Short exercise: State the number of lines in these records holding "characters". Say nothing more.

Records for this exercise:
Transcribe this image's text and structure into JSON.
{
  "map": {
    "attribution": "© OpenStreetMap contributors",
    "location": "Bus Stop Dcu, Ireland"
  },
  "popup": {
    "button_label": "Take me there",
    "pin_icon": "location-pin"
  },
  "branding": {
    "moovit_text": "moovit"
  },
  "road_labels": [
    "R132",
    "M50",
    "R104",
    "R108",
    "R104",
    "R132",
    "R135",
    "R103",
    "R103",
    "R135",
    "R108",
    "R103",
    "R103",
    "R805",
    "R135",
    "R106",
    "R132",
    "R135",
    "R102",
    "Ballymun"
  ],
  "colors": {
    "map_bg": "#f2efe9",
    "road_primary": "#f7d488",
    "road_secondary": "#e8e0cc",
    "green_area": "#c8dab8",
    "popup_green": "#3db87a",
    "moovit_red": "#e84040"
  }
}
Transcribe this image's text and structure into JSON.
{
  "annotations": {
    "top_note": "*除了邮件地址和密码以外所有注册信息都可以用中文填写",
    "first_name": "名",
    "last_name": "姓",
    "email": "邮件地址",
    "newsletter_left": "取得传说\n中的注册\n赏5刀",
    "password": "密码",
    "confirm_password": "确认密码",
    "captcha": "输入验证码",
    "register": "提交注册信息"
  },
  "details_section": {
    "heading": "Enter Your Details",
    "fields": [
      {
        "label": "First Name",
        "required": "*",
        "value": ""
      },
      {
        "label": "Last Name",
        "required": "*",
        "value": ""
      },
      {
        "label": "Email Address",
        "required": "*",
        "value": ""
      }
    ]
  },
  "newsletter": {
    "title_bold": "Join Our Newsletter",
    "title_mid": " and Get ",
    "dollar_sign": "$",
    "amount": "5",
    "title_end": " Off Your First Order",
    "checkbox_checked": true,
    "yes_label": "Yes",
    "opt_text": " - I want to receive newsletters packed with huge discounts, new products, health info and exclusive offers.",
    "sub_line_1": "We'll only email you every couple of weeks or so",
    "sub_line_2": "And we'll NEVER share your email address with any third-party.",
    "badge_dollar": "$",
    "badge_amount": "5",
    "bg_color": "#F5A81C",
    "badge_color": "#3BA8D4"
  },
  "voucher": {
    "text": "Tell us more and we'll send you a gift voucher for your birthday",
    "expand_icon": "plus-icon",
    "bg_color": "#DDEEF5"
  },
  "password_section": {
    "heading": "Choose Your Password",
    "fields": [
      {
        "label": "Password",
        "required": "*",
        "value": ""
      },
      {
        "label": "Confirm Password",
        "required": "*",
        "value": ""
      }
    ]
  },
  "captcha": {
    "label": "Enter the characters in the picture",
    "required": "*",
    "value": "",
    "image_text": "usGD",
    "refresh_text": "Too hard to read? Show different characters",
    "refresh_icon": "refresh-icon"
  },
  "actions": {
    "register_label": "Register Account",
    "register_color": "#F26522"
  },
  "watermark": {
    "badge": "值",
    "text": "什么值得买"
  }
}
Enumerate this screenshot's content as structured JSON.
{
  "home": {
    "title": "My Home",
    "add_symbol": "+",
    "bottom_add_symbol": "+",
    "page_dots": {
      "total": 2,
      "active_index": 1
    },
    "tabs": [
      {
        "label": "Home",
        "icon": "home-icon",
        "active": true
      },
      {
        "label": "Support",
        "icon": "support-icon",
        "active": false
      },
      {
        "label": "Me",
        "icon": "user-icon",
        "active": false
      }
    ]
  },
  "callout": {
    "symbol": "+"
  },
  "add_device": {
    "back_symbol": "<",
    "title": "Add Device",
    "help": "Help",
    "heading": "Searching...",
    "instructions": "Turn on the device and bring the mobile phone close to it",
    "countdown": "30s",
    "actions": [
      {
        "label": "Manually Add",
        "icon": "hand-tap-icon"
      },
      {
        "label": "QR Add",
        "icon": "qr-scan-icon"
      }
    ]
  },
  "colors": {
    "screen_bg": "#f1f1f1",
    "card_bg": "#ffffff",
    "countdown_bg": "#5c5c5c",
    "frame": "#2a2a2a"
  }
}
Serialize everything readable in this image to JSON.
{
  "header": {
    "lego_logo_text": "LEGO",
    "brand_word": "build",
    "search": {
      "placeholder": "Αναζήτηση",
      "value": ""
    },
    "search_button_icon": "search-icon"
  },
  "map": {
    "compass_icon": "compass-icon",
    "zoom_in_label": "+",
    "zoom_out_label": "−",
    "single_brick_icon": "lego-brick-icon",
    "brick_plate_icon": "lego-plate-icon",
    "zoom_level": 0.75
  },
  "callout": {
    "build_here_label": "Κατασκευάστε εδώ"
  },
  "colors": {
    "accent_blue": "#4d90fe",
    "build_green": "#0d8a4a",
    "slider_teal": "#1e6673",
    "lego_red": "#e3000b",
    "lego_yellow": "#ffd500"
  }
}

Answer to the task: 2